··· Document

In this section, we discuss the essential AWS Services. We either require these services to operate, or they are one of the core services customers need to integrate with from AWS’s point of view.

AWS Fabric/Global Infrastructure

AWS Global infrastructure currently (as of September 2023) has 32 AWS regions,102 Availability Zones (AZs), and 550+ Points of Presence. AWS Regions have multiple AZs for high availability, scalability, and fault tolerance. AZs consist of one or more discrete data centers with redundant power, networking, and connectivity housed in separate facilities. AWS recommends building applications using swimlane architecture, where all components in a swimlane reside inside an AZ. The swimlane architecture improves performance and eliminates data transfer costs. For reference, Intra-AZ network connectivity offers sub msec latency compared to Inter-AZ, which measures 1-5 msec (depending on the AWS Region).

AWS Global, Regional, and Zonal Services

AWS Services are categorized into Global, Regional, and Zonal Services. AWS Route 53 (DNS), IAM ( Identity and Access Management), and AWS Network Manager are some of the AWS Global Services. Most of the services are regional. However, most of these have a regional control plane with a zonal data plane. AWS TGW, AWS CloudWAN, AWS NAT GW, AWS Network Firewall ( ANFW), AWS GWLB, AWS NLB/ALB, AWS Private Link, etc., are examples.

······
··· Input for this task

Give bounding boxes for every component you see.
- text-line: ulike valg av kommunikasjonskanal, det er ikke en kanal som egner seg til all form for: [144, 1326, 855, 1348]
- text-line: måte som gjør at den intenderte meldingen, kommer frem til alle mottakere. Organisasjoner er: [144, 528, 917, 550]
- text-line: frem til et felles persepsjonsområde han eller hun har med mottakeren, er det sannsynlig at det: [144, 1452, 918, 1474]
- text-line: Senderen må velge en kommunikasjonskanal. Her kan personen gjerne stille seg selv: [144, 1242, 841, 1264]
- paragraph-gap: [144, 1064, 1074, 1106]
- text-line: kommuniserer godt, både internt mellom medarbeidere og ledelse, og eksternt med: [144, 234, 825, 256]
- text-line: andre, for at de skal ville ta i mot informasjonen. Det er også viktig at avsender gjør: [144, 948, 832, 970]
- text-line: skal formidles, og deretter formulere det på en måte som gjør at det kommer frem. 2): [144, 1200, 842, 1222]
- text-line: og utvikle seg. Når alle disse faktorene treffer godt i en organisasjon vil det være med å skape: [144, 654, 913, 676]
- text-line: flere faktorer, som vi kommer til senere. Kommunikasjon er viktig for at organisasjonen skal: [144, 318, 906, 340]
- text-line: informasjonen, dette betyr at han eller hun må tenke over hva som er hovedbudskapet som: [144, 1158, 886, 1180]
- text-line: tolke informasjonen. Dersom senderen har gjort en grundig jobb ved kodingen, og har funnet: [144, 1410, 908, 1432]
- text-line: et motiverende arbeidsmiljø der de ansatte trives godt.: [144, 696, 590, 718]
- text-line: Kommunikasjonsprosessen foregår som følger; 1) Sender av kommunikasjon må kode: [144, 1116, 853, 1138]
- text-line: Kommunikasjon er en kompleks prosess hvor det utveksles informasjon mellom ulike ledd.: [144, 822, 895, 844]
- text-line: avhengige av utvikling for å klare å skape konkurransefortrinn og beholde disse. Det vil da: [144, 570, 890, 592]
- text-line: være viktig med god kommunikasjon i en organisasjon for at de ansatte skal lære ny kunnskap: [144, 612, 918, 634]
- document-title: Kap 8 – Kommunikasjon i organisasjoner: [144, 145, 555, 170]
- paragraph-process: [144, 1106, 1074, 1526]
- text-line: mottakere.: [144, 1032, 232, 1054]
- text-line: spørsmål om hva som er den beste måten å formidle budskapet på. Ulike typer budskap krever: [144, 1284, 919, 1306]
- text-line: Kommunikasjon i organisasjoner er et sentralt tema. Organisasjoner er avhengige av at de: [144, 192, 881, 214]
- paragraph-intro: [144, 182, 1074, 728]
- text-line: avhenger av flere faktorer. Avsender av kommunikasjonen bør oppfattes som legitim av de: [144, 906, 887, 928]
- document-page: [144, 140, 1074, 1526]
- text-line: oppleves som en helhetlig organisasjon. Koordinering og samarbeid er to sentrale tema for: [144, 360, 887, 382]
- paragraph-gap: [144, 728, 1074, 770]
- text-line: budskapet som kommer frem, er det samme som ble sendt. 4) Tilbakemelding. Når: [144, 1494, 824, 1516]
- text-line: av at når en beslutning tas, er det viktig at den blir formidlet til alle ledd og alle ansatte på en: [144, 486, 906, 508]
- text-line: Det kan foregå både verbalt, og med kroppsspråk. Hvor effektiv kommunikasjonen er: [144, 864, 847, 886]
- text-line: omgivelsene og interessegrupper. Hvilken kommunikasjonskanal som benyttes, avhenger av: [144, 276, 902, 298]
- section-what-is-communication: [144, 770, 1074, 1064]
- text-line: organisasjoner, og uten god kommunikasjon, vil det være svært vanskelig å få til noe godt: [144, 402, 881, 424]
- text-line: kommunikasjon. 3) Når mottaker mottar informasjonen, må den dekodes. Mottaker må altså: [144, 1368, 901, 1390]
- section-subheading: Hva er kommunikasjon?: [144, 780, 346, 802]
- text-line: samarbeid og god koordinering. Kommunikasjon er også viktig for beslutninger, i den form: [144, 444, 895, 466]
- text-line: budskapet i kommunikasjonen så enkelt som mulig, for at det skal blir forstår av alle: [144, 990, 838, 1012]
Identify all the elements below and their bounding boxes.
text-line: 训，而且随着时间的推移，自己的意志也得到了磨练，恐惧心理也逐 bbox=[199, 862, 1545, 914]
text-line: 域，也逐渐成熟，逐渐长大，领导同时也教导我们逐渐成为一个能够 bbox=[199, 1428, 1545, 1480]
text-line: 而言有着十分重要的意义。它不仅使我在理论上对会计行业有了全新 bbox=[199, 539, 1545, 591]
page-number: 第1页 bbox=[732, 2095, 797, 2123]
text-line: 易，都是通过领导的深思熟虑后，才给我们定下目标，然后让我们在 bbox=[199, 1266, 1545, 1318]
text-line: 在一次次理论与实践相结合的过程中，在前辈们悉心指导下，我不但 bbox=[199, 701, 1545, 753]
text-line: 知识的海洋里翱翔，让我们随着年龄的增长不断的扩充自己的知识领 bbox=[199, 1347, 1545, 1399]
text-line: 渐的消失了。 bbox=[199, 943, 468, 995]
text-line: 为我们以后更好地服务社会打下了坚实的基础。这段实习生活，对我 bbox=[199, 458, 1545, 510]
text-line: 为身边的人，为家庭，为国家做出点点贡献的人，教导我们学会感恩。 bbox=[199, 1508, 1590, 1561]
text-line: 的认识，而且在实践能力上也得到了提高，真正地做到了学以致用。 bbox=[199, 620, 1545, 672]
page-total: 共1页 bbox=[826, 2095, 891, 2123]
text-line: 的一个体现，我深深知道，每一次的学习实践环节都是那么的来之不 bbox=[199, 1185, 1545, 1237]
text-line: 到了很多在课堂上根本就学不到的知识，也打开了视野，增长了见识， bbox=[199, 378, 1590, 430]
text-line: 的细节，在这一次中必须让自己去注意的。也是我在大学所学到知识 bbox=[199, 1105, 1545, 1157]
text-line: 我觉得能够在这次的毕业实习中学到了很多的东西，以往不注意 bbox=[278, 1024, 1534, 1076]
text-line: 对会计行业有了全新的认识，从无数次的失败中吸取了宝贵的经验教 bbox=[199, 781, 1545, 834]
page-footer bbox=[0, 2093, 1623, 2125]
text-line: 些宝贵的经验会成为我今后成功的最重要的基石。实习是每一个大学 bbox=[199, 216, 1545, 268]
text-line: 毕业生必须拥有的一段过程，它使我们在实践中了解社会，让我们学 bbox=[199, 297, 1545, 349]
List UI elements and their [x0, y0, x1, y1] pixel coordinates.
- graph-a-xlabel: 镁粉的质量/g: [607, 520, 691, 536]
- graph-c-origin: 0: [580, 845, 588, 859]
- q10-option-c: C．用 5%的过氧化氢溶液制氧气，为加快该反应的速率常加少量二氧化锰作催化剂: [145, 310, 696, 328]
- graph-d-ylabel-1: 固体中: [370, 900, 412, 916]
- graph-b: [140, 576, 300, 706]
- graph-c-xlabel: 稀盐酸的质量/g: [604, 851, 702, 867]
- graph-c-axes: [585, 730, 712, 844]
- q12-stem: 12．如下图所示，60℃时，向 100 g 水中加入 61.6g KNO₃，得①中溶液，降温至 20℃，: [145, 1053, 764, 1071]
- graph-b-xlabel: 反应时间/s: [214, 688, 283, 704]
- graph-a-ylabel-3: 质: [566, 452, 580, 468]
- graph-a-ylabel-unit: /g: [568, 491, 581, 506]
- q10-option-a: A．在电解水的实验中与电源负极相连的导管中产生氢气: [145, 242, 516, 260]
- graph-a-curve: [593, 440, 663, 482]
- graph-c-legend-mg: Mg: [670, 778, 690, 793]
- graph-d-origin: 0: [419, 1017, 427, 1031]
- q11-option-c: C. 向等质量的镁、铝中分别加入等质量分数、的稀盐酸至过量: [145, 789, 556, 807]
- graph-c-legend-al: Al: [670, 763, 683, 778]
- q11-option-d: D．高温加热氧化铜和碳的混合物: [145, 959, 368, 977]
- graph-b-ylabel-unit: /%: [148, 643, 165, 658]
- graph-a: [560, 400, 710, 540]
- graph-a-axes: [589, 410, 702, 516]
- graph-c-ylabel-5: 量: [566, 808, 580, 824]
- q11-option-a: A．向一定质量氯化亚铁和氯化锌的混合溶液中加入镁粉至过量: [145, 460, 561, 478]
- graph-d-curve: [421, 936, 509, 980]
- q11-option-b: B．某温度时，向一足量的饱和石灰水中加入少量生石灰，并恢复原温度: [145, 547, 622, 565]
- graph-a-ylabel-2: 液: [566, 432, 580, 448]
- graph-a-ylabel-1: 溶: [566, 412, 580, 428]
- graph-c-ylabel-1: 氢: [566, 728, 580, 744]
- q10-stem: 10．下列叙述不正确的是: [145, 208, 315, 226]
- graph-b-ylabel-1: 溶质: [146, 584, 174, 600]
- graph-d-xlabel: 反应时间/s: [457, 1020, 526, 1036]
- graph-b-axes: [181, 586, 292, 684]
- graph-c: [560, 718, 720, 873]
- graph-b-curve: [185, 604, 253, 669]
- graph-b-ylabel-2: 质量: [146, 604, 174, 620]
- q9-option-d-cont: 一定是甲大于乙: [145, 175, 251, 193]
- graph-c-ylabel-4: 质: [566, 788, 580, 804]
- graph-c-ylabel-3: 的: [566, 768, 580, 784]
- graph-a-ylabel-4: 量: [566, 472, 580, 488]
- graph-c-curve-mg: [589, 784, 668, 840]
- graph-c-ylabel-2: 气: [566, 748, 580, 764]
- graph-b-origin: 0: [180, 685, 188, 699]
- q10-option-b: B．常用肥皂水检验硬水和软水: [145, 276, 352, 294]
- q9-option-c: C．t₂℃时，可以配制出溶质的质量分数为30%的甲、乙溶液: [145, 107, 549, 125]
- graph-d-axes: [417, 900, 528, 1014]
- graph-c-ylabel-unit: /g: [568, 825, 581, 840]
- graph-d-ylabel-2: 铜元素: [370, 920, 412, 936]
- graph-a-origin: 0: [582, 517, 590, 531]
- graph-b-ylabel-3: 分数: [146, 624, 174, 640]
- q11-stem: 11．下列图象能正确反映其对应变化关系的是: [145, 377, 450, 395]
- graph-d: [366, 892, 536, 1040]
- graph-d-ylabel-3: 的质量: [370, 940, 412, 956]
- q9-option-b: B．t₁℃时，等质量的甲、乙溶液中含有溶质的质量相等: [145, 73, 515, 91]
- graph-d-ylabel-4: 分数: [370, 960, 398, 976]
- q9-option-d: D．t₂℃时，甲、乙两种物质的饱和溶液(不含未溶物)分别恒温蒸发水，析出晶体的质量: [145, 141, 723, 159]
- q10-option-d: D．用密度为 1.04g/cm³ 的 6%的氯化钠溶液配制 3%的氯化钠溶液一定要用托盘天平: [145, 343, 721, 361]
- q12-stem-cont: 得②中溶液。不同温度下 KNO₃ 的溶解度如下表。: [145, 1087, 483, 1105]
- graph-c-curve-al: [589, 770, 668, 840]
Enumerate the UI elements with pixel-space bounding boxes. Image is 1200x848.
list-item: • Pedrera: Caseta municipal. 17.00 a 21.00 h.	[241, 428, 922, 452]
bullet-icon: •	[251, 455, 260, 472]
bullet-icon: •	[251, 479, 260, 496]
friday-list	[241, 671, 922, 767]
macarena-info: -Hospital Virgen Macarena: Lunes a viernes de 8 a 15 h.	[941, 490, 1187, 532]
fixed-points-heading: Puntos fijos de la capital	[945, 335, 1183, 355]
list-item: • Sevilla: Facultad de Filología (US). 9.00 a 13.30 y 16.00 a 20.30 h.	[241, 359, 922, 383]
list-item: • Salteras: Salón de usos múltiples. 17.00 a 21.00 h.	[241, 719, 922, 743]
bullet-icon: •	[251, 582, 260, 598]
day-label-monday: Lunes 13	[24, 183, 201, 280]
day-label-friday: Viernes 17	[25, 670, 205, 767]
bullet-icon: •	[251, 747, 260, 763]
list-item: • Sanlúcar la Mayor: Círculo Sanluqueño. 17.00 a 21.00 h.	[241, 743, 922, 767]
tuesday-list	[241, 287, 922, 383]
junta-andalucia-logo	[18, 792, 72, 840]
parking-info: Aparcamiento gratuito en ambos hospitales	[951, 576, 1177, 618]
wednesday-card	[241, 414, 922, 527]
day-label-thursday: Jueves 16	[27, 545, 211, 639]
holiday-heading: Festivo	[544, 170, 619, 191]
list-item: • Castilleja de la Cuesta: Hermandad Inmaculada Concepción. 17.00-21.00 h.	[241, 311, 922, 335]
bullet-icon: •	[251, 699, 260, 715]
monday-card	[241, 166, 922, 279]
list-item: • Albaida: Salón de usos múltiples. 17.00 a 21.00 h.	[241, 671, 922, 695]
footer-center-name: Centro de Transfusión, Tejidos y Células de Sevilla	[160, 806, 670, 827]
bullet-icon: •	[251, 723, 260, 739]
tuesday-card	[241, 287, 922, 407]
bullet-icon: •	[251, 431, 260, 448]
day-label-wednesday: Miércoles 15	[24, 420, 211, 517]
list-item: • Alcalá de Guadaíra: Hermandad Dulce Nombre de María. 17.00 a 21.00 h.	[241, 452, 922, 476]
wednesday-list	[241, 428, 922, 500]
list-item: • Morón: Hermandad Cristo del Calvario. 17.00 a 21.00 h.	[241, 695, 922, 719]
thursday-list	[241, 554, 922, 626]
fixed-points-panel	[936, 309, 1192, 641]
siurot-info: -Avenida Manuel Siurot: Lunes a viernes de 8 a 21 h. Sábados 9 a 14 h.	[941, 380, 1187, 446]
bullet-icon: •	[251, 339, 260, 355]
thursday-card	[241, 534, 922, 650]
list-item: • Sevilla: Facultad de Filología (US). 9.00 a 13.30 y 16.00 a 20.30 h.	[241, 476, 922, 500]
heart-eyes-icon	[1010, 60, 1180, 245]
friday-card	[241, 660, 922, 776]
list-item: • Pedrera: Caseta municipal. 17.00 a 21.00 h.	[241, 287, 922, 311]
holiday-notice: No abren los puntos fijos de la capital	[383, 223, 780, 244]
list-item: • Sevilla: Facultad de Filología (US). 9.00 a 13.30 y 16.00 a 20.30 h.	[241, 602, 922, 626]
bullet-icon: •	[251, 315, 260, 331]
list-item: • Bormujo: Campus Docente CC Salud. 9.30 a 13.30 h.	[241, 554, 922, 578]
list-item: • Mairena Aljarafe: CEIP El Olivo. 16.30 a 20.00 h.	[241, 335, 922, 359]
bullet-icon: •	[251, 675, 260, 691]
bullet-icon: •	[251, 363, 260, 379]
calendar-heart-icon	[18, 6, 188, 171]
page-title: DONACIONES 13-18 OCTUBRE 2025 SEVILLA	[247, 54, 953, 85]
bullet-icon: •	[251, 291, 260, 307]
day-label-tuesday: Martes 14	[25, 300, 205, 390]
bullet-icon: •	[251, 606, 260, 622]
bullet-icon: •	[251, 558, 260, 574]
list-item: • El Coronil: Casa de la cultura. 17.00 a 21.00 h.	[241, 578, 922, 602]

······

▶ **Short problem 1**
According to the document on AWS services, how many AWS Regions did the global infrastructure have as of September 2023?
▶ **Short problem 2**
Retype the records from their first line up to and including the line that contains "- text-line: kommuniserer".

▶ **Full response 1**
32 AWS Regions.

▶ **Full response 2**
Give bounding boxes for every component you see.
- text-line: ulike valg av kommunikasjonskanal, det er ikke en kanal som egner seg til all form for: [144, 1326, 855, 1348]
- text-line: måte som gjør at den intenderte meldingen, kommer frem til alle mottakere. Organisasjoner er: [144, 528, 917, 550]
- text-line: frem til et felles persepsjonsområde han eller hun har med mottakeren, er det sannsynlig at det: [144, 1452, 918, 1474]
- text-line: Senderen må velge en kommunikasjonskanal. Her kan personen gjerne stille seg selv: [144, 1242, 841, 1264]
- paragraph-gap: [144, 1064, 1074, 1106]
- text-line: kommuniserer godt, både internt mellom medarbeidere og ledelse, og eksternt med: [144, 234, 825, 256]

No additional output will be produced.